▶ DIRECTIONS FOR THIS TASK: Repeat every line of the material, character for character.

▶ THE DATA:
(begin)
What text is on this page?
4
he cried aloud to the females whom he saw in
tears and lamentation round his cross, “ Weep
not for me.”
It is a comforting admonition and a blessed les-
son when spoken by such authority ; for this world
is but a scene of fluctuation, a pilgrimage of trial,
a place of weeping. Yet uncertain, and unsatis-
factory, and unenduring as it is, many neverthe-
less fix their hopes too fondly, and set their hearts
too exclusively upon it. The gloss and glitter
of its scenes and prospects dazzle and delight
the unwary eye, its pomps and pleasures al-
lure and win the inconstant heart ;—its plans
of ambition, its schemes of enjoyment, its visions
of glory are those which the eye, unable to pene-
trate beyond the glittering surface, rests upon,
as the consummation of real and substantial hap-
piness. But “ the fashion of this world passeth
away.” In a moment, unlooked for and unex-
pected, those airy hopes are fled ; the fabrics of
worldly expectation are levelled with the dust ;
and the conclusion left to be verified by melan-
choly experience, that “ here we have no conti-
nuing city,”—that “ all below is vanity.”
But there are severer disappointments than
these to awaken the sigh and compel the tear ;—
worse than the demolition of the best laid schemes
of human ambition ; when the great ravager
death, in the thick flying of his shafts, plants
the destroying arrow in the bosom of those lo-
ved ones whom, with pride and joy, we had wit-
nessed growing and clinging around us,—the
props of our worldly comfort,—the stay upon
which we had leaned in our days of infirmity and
(end)
▶ PROBLEM SOLUTION:
What text is on this page?
4
he cried aloud to the females whom he saw in
tears and lamentation round his cross, “ Weep
not for me.”
It is a comforting admonition and a blessed les-
son when spoken by such authority ; for this world
is but a scene of fluctuation, a pilgrimage of trial,
a place of weeping. Yet uncertain, and unsatis-
factory, and unenduring as it is, many neverthe-
less fix their hopes too fondly, and set their hearts
too exclusively upon it. The gloss and glitter
of its scenes and prospects dazzle and delight
the unwary eye, its pomps and pleasures al-
lure and win the inconstant heart ;—its plans
of ambition, its schemes of enjoyment, its visions
of glory are those which the eye, unable to pene-
trate beyond the glittering surface, rests upon,
as the consummation of real and substantial hap-
piness. But “ the fashion of this world passeth
away.” In a moment, unlooked for and unex-
pected, those airy hopes are fled ; the fabrics of
worldly expectation are levelled with the dust ;
and the conclusion left to be verified by melan-
choly experience, that “ here we have no conti-
nuing city,”—that “ all below is vanity.”
But there are severer disappointments than
these to awaken the sigh and compel the tear ;—
worse than the demolition of the best laid schemes
of human ambition ; when the great ravager
death, in the thick flying of his shafts, plants
the destroying arrow in the bosom of those lo-
ved ones whom, with pride and joy, we had wit-
nessed growing and clinging around us,—the
props of our worldly comfort,—the stay upon
which we had leaned in our days of infirmity and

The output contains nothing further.